EXERCISE OBJECTIVE =
Return every line of the material exactly.

(Data items)
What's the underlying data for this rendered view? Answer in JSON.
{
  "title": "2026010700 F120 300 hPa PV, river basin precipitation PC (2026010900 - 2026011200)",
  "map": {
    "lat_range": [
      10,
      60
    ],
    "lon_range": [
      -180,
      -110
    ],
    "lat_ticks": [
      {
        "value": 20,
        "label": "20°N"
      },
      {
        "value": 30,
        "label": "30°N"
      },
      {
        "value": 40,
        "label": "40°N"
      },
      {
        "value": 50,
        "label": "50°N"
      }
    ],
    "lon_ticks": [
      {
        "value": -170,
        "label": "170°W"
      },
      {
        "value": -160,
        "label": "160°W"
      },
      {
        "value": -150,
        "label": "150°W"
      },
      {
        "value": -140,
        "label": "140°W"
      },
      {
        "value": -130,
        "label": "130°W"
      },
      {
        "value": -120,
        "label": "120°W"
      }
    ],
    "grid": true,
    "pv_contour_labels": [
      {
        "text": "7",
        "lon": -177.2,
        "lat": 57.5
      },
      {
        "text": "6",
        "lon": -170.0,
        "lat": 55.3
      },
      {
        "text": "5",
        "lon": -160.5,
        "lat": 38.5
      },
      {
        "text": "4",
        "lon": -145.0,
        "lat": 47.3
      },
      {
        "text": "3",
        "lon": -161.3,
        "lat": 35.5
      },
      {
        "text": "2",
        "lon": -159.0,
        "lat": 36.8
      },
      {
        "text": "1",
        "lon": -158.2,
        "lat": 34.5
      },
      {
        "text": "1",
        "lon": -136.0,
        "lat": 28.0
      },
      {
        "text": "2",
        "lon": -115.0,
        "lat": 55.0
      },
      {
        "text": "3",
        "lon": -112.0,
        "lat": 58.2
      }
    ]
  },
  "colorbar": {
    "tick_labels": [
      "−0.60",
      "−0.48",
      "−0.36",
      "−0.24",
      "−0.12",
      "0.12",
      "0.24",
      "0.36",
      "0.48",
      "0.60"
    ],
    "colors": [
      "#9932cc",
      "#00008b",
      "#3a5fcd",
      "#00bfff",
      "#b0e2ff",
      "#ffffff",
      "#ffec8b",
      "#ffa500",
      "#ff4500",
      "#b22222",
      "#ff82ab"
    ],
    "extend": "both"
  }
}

ANSWER TO THE PROBLEM =
What's the underlying data for this rendered view? Answer in JSON.
{
  "title": "2026010700 F120 300 hPa PV, river basin precipitation PC (2026010900 - 2026011200)",
  "map": {
    "lat_range": [
      10,
      60
    ],
    "lon_range": [
      -180,
      -110
    ],
    "lat_ticks": [
      {
        "value": 20,
        "label": "20°N"
      },
      {
        "value": 30,
        "label": "30°N"
      },
      {
        "value": 40,
        "label": "40°N"
      },
      {
        "value": 50,
        "label": "50°N"
      }
    ],
    "lon_ticks": [
      {
        "value": -170,
        "label": "170°W"
      },
      {
        "value": -160,
        "label": "160°W"
      },
      {
        "value": -150,
        "label": "150°W"
      },
      {
        "value": -140,
        "label": "140°W"
      },
      {
        "value": -130,
        "label": "130°W"
      },
      {
        "value": -120,
        "label": "120°W"
      }
    ],
    "grid": true,
    "pv_contour_labels": [
      {
        "text": "7",
        "lon": -177.2,
        "lat": 57.5
      },
      {
        "text": "6",
        "lon": -170.0,
        "lat": 55.3
      },
      {
        "text": "5",
        "lon": -160.5,
        "lat": 38.5
      },
      {
        "text": "4",
        "lon": -145.0,
        "lat": 47.3
      },
      {
        "text": "3",
        "lon": -161.3,
        "lat": 35.5
      },
      {
        "text": "2",
        "lon": -159.0,
        "lat": 36.8
      },
      {
        "text": "1",
        "lon": -158.2,
        "lat": 34.5
      },
      {
        "text": "1",
        "lon": -136.0,
        "lat": 28.0
      },
      {
        "text": "2",
        "lon": -115.0,
        "lat": 55.0
      },
      {
        "text": "3",
        "lon": -112.0,
        "lat": 58.2
      }
    ]
  },
  "colorbar": {
    "tick_labels": [
      "−0.60",
      "−0.48",
      "−0.36",
      "−0.24",
      "−0.12",
      "0.12",
      "0.24",
      "0.36",
      "0.48",
      "0.60"
    ],
    "colors": [
      "#9932cc",
      "#00008b",
      "#3a5fcd",
      "#00bfff",
      "#b0e2ff",
      "#ffffff",
      "#ffec8b",
      "#ffa500",
      "#ff4500",
      "#b22222",
      "#ff82ab"
    ],
    "extend": "both"
  }
}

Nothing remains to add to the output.